§ **EXERCISE TASK**
Using the material that follows, identify and copy each line with the string "учреждения".

begin RECORDS PROVIDED

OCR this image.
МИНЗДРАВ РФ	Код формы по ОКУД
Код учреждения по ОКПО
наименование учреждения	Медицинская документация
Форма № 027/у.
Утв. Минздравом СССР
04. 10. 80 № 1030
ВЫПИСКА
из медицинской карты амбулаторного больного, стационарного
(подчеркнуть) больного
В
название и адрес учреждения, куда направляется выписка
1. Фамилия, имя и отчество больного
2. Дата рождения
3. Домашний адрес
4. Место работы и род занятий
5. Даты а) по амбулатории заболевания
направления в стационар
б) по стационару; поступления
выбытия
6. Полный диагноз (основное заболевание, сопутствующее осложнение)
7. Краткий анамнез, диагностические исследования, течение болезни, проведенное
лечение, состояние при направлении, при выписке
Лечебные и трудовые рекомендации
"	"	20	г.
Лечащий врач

end RECORDS PROVIDED

§ **TASK ANSWER**
Код учреждения по ОКПО
наименование учреждения	Медицинская документация
название и адрес учреждения, куда направляется выписка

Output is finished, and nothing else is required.